◆ The exercise ◆
Pick out each line containing the string "JSON" and copy it.

[Rows from a dataset]
________________

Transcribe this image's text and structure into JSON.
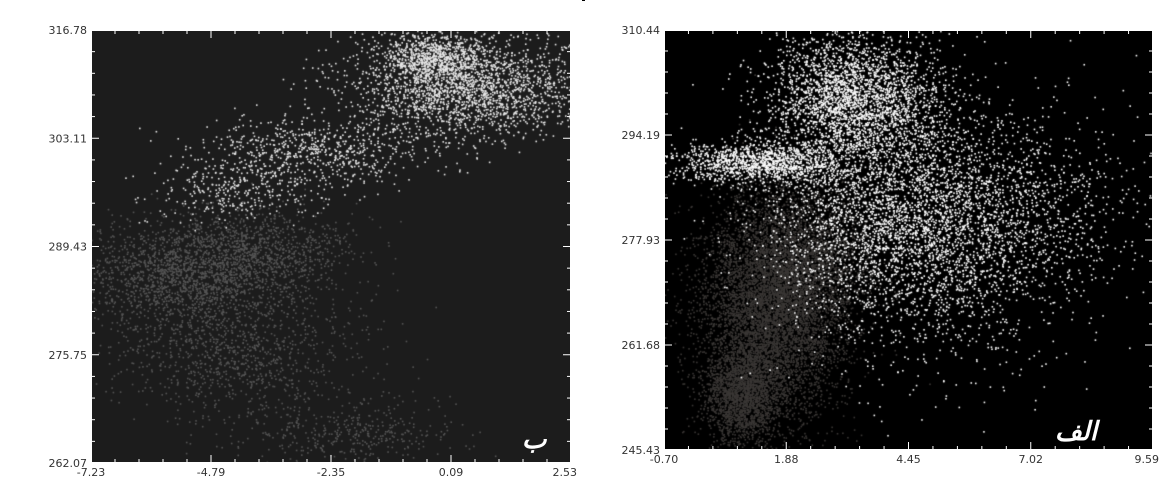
{
  "chart_data": [
    {
      "id": "panel-b",
      "type": "scatter",
      "panel_label": "ب",
      "xlim": [
        -7.23,
        2.53
      ],
      "ylim": [
        262.07,
        316.78
      ],
      "x_ticks": [
        "-7.23",
        "-4.79",
        "-2.35",
        "0.09",
        "2.53"
      ],
      "y_ticks": [
        "316.78",
        "303.11",
        "289.43",
        "275.75",
        "262.07"
      ],
      "background_color": "#1c1c1c",
      "series": [
        {
          "color": "#e8e8e8",
          "clusters": [
            {
              "cx": 0.4,
              "cy": 309.5,
              "sx": 1.2,
              "sy": 3.2,
              "n": 2200
            },
            {
              "cx": -0.3,
              "cy": 313.5,
              "sx": 0.5,
              "sy": 1.5,
              "n": 700
            },
            {
              "cx": -2.8,
              "cy": 301.5,
              "sx": 1.2,
              "sy": 2.2,
              "n": 700
            },
            {
              "cx": -4.2,
              "cy": 296.5,
              "sx": 0.9,
              "sy": 2.0,
              "n": 300
            }
          ]
        },
        {
          "color": "#565656",
          "clusters": [
            {
              "cx": -5.3,
              "cy": 286.0,
              "sx": 1.1,
              "sy": 3.5,
              "n": 1800
            },
            {
              "cx": -3.7,
              "cy": 289.0,
              "sx": 0.9,
              "sy": 2.6,
              "n": 800
            },
            {
              "cx": -4.2,
              "cy": 276.0,
              "sx": 1.3,
              "sy": 4.0,
              "n": 1000
            },
            {
              "cx": -2.0,
              "cy": 266.0,
              "sx": 1.2,
              "sy": 2.0,
              "n": 400
            }
          ]
        }
      ]
    },
    {
      "id": "panel-a",
      "type": "scatter",
      "panel_label": "الف",
      "xlim": [
        -0.7,
        9.59
      ],
      "ylim": [
        245.43,
        310.44
      ],
      "x_ticks": [
        "-0.70",
        "1.88",
        "4.45",
        "7.02",
        "9.59"
      ],
      "y_ticks": [
        "310.44",
        "294.19",
        "277.93",
        "261.68",
        "245.43"
      ],
      "background_color": "#000000",
      "series": [
        {
          "color": "#ffffff",
          "clusters": [
            {
              "cx": 3.3,
              "cy": 300.0,
              "sx": 0.9,
              "sy": 5.0,
              "n": 2600
            },
            {
              "cx": 1.3,
              "cy": 290.0,
              "sx": 0.9,
              "sy": 1.6,
              "n": 1200
            },
            {
              "cx": 3.9,
              "cy": 283.0,
              "sx": 1.3,
              "sy": 8.5,
              "n": 2400
            },
            {
              "cx": 5.3,
              "cy": 278.0,
              "sx": 1.6,
              "sy": 9.5,
              "n": 1900
            },
            {
              "cx": 6.8,
              "cy": 285.0,
              "sx": 1.2,
              "sy": 7.0,
              "n": 500
            }
          ]
        },
        {
          "color": "#3a3735",
          "clusters": [
            {
              "cx": 1.6,
              "cy": 268.0,
              "sx": 0.75,
              "sy": 9.0,
              "n": 6500
            },
            {
              "cx": 0.9,
              "cy": 254.0,
              "sx": 0.4,
              "sy": 4.0,
              "n": 1800
            },
            {
              "cx": 2.4,
              "cy": 275.0,
              "sx": 0.7,
              "sy": 4.5,
              "n": 1200
            }
          ]
        }
      ]
    }
  ]
}
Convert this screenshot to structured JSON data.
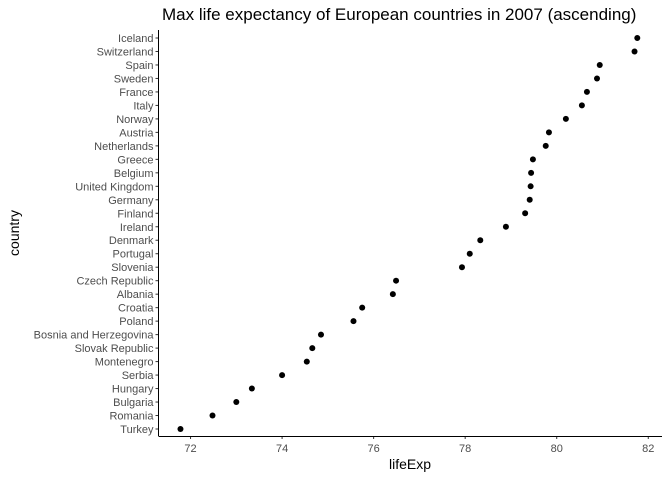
{
  "chart_data": {
    "type": "scatter",
    "title": "Max life expectancy of European countries in 2007 (ascending)",
    "xlabel": "lifeExp",
    "ylabel": "country",
    "xlim": [
      71.3,
      82.3
    ],
    "xticks": [
      72,
      74,
      76,
      78,
      80,
      82
    ],
    "grid": false,
    "legend": "none",
    "point_color": "#000000",
    "categories": [
      "Turkey",
      "Romania",
      "Bulgaria",
      "Hungary",
      "Serbia",
      "Montenegro",
      "Slovak Republic",
      "Bosnia and Herzegovina",
      "Poland",
      "Croatia",
      "Albania",
      "Czech Republic",
      "Slovenia",
      "Portugal",
      "Denmark",
      "Ireland",
      "Finland",
      "Germany",
      "United Kingdom",
      "Belgium",
      "Greece",
      "Netherlands",
      "Austria",
      "Norway",
      "Italy",
      "France",
      "Sweden",
      "Spain",
      "Switzerland",
      "Iceland"
    ],
    "values": [
      71.78,
      72.48,
      73.0,
      73.34,
      74.0,
      74.54,
      74.66,
      74.85,
      75.56,
      75.75,
      76.42,
      76.49,
      77.93,
      78.1,
      78.33,
      78.89,
      79.31,
      79.41,
      79.43,
      79.44,
      79.48,
      79.76,
      79.83,
      80.2,
      80.55,
      80.66,
      80.88,
      80.94,
      81.7,
      81.76
    ]
  }
}
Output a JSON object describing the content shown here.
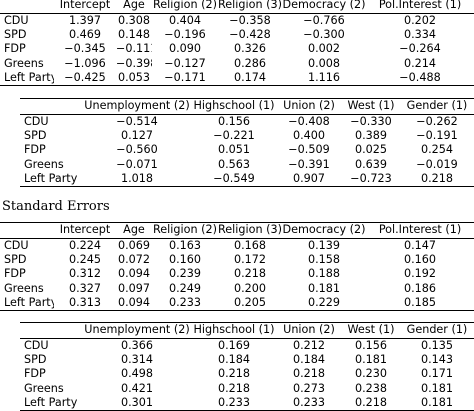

________________

◆ Exercise response ◆
Transcribe this image's text and structure into JSON.
Convert this screenshot to structured JSON data.
Output a JSON object describing the content shown here.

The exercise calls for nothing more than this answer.